Transcribe the material below exactly as it appears.

* **Input records**:
───

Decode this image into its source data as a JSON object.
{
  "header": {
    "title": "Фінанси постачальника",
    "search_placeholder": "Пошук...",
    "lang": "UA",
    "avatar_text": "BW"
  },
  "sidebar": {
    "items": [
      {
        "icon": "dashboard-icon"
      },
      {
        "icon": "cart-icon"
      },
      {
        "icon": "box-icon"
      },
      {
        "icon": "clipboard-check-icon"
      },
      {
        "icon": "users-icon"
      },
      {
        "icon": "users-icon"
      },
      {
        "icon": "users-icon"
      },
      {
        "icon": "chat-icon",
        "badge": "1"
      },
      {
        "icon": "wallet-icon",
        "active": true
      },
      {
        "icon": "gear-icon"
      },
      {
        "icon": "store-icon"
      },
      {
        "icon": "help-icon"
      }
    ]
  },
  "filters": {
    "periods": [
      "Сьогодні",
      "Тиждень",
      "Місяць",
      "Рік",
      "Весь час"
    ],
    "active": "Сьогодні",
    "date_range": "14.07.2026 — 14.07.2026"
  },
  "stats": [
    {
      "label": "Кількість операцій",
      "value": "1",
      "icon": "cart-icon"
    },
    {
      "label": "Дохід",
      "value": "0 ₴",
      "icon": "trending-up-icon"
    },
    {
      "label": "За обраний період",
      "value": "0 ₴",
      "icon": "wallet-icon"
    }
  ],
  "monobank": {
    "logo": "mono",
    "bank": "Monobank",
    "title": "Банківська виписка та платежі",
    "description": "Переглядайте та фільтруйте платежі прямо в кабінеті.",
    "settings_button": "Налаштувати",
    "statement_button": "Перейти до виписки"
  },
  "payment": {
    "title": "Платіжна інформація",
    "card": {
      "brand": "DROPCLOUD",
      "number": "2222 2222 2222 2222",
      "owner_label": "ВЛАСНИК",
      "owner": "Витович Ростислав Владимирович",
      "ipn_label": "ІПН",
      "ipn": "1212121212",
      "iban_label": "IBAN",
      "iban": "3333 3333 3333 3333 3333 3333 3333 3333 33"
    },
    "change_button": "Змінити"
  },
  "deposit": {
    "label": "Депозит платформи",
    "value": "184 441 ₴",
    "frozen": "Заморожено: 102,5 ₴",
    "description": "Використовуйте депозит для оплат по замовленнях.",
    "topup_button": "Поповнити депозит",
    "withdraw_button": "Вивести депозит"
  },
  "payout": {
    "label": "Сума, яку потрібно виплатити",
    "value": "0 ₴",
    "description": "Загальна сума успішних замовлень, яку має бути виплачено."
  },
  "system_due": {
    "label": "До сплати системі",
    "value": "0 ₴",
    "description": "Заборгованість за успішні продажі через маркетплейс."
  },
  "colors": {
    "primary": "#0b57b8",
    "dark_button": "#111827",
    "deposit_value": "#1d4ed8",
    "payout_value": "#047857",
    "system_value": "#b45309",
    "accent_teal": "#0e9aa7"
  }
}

───

* **Completed exercise**:
Decode this image into its source data as a JSON object.
{
  "header": {
    "title": "Фінанси постачальника",
    "search_placeholder": "Пошук...",
    "lang": "UA",
    "avatar_text": "BW"
  },
  "sidebar": {
    "items": [
      {
        "icon": "dashboard-icon"
      },
      {
        "icon": "cart-icon"
      },
      {
        "icon": "box-icon"
      },
      {
        "icon": "clipboard-check-icon"
      },
      {
        "icon": "users-icon"
      },
      {
        "icon": "users-icon"
      },
      {
        "icon": "users-icon"
      },
      {
        "icon": "chat-icon",
        "badge": "1"
      },
      {
        "icon": "wallet-icon",
        "active": true
      },
      {
        "icon": "gear-icon"
      },
      {
        "icon": "store-icon"
      },
      {
        "icon": "help-icon"
      }
    ]
  },
  "filters": {
    "periods": [
      "Сьогодні",
      "Тиждень",
      "Місяць",
      "Рік",
      "Весь час"
    ],
    "active": "Сьогодні",
    "date_range": "14.07.2026 — 14.07.2026"
  },
  "stats": [
    {
      "label": "Кількість операцій",
      "value": "1",
      "icon": "cart-icon"
    },
    {
      "label": "Дохід",
      "value": "0 ₴",
      "icon": "trending-up-icon"
    },
    {
      "label": "За обраний період",
      "value": "0 ₴",
      "icon": "wallet-icon"
    }
  ],
  "monobank": {
    "logo": "mono",
    "bank": "Monobank",
    "title": "Банківська виписка та платежі",
    "description": "Переглядайте та фільтруйте платежі прямо в кабінеті.",
    "settings_button": "Налаштувати",
    "statement_button": "Перейти до виписки"
  },
  "payment": {
    "title": "Платіжна інформація",
    "card": {
      "brand": "DROPCLOUD",
      "number": "2222 2222 2222 2222",
      "owner_label": "ВЛАСНИК",
      "owner": "Витович Ростислав Владимирович",
      "ipn_label": "ІПН",
      "ipn": "1212121212",
      "iban_label": "IBAN",
      "iban": "3333 3333 3333 3333 3333 3333 3333 3333 33"
    },
    "change_button": "Змінити"
  },
  "deposit": {
    "label": "Депозит платформи",
    "value": "184 441 ₴",
    "frozen": "Заморожено: 102,5 ₴",
    "description": "Використовуйте депозит для оплат по замовленнях.",
    "topup_button": "Поповнити депозит",
    "withdraw_button": "Вивести депозит"
  },
  "payout": {
    "label": "Сума, яку потрібно виплатити",
    "value": "0 ₴",
    "description": "Загальна сума успішних замовлень, яку має бути виплачено."
  },
  "system_due": {
    "label": "До сплати системі",
    "value": "0 ₴",
    "description": "Заборгованість за успішні продажі через маркетплейс."
  },
  "colors": {
    "primary": "#0b57b8",
    "dark_button": "#111827",
    "deposit_value": "#1d4ed8",
    "payout_value": "#047857",
    "system_value": "#b45309",
    "accent_teal": "#0e9aa7"
  }
}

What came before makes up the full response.